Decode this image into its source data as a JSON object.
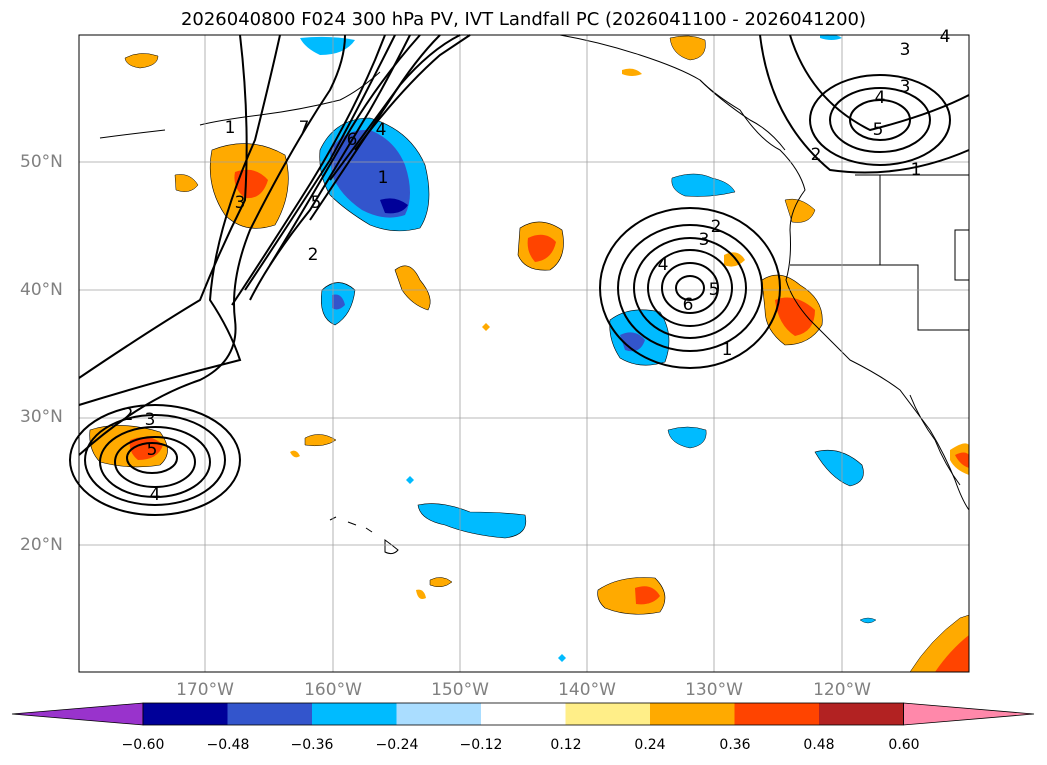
{
  "title": "2026040800 F024 300 hPa PV, IVT Landfall PC (2026041100 - 2026041200)",
  "map": {
    "lat_labels": [
      "50°N",
      "40°N",
      "30°N",
      "20°N"
    ],
    "lon_labels": [
      "170°W",
      "160°W",
      "150°W",
      "140°W",
      "130°W",
      "120°W"
    ],
    "extent": {
      "lon_min": -180,
      "lon_max": -110,
      "lat_min": 10,
      "lat_max": 60
    },
    "contour_labels": [
      "1",
      "2",
      "3",
      "5",
      "6",
      "4",
      "1",
      "2",
      "4",
      "5",
      "6",
      "1",
      "2",
      "3",
      "5",
      "4",
      "3",
      "4",
      "5",
      "2",
      "3",
      "7",
      "1",
      "3",
      "4"
    ],
    "fill_colors": {
      "neg_060": "#9933cc",
      "neg_048": "#000099",
      "neg_036": "#3355cc",
      "neg_024": "#00bbff",
      "neg_012": "#aaddff",
      "pos_012": "#ffee88",
      "pos_024": "#ffaa00",
      "pos_036": "#ff4400",
      "pos_048": "#b22222",
      "pos_060": "#ff88aa"
    }
  },
  "colorbar": {
    "labels": [
      "−0.60",
      "−0.48",
      "−0.36",
      "−0.24",
      "−0.12",
      "0.12",
      "0.24",
      "0.36",
      "0.48",
      "0.60"
    ],
    "colors": [
      "#9933cc",
      "#000099",
      "#3355cc",
      "#00bbff",
      "#aaddff",
      "#ffffff",
      "#ffee88",
      "#ffaa00",
      "#ff4400",
      "#b22222",
      "#ff88aa"
    ]
  }
}
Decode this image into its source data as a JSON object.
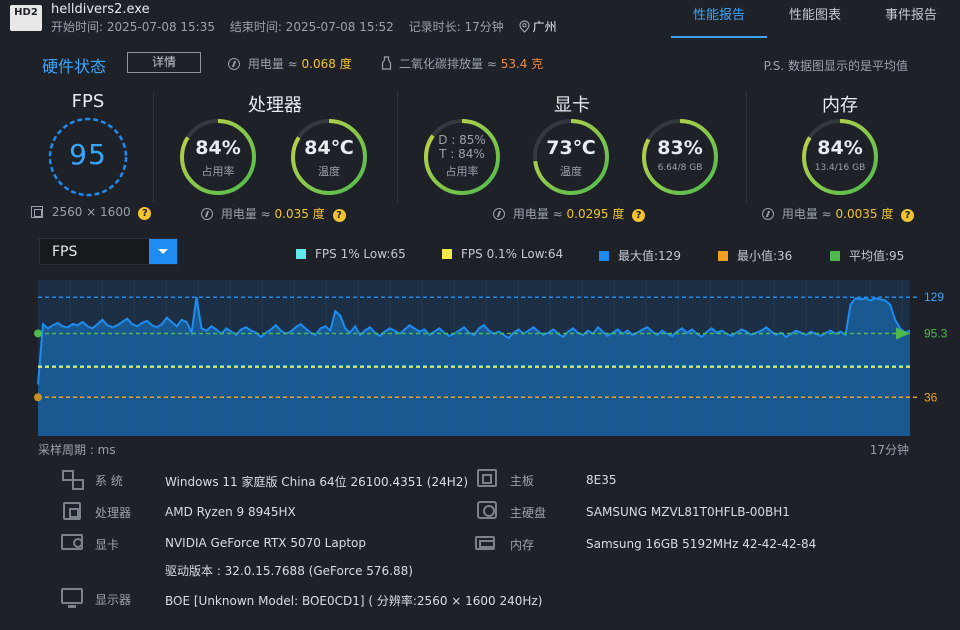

━━━

In this exercise, set down all of the data exactly, without the pictures.

Decode this image into its source data as a JSON object.
{
  "title": "2026040800 F024 300 hPa PV, IVT Landfall PC (2026041100 - 2026041200)",
  "map": {
    "lat_labels": [
      "50°N",
      "40°N",
      "30°N",
      "20°N"
    ],
    "lon_labels": [
      "170°W",
      "160°W",
      "150°W",
      "140°W",
      "130°W",
      "120°W"
    ],
    "extent": {
      "lon_min": -180,
      "lon_max": -110,
      "lat_min": 10,
      "lat_max": 60
    },
    "contour_labels": [
      "1",
      "2",
      "3",
      "5",
      "6",
      "4",
      "1",
      "2",
      "4",
      "5",
      "6",
      "1",
      "2",
      "3",
      "5",
      "4",
      "3",
      "4",
      "5",
      "2",
      "3",
      "7",
      "1",
      "3",
      "4"
    ],
    "fill_colors": {
      "neg_060": "#9933cc",
      "neg_048": "#000099",
      "neg_036": "#3355cc",
      "neg_024": "#00bbff",
      "neg_012": "#aaddff",
      "pos_012": "#ffee88",
      "pos_024": "#ffaa00",
      "pos_036": "#ff4400",
      "pos_048": "#b22222",
      "pos_060": "#ff88aa"
    }
  },
  "colorbar": {
    "labels": [
      "−0.60",
      "−0.48",
      "−0.36",
      "−0.24",
      "−0.12",
      "0.12",
      "0.24",
      "0.36",
      "0.48",
      "0.60"
    ],
    "colors": [
      "#9933cc",
      "#000099",
      "#3355cc",
      "#00bbff",
      "#aaddff",
      "#ffffff",
      "#ffee88",
      "#ffaa00",
      "#ff4400",
      "#b22222",
      "#ff88aa"
    ]
  }
}
Decode this image into its source data as a JSON object.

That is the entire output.